▸ **Goals**:
a) According to the DPDK line rate overview, starting with which OKD version is the Performance Addon Operator's tuning functionality part of the Node Tuning Operator?
b) Continue the DPDK line rate overview from its last sentence.

===== Selected text

Overview of achieving a specific DPDK line rate

To achieve a specific Data Plane Development Kit (DPDK) line rate, deploy a Node Tuning Operator and configure Single Root I/O Virtualization (SR-IOV). You must also tune the DPDK settings for the following resources:

  • Isolated CPUs

  • Hugepages

  • The topology scheduler

In previous versions of OKD, the Performance Addon Operator was used to implement automatic tuning to achieve low latency performance for OKD applications. In OKD 4.11 and later, this functionality is part of the Node Tuning Operator.

The following diagram shows the components of a DPDK test environment:

DPDK test environment
  • Traffic generator: An application that can generate high-volume packet traffic.

  • SR-IOV-supporting NIC: A network interface controller (NIC) compatible with SR-IOV. The card runs several virtual functions on a physical interface.

==========
===== Recorded data

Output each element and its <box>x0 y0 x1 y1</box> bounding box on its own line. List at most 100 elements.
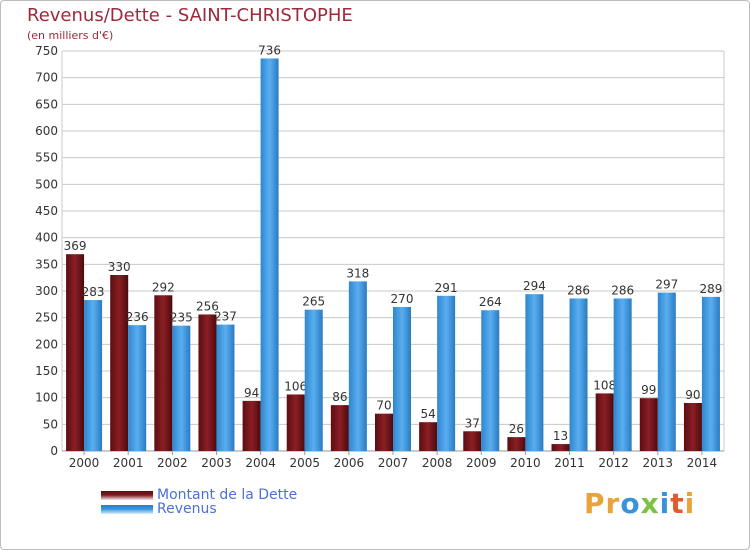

==========

▸ **Answers to the exercises**:
a) OKD 4.11

b)
  • Physical Function (PF): A PCI Express (PCIe) function of a network adapter that supports the SR-IOV interface.

  • Virtual Function (VF): A lightweight PCIe function on a network adapter that supports SR-IOV. The VF is associated with the PCIe PF on the network adapter. The VF represents a virtualized instance of the network adapter.

  • Switch: A network switch. Nodes can also be connected back-to-back.

  • testpmd: An example application included with DPDK. The testpmd application can be used to test the DPDK in a packet-forwarding mode. The testpmd application is also an example of how to build a fully-fledged application using the DPDK Software Development Kit (SDK).

  • worker 0 and worker 1: OKD nodes.

Using SR-IOV and the Node Tuning Operator to achieve a DPDK line rate

You can use the Node Tuning Operator to configure isolated CPUs, hugepages, and a topology scheduler. You can then use the Node Tuning Operator with Single Root I/O Virtualization (SR-IOV) to achieve a specific Data Plane Development Kit (DPDK) line rate.

Prerequisites
  • You have installed the OpenShift CLI (oc).

  • You have installed the SR-IOV Network Operator.

  • You have logged in as a user with cluster-admin privileges.

  • You have deployed a standalone Node Tuning Operator.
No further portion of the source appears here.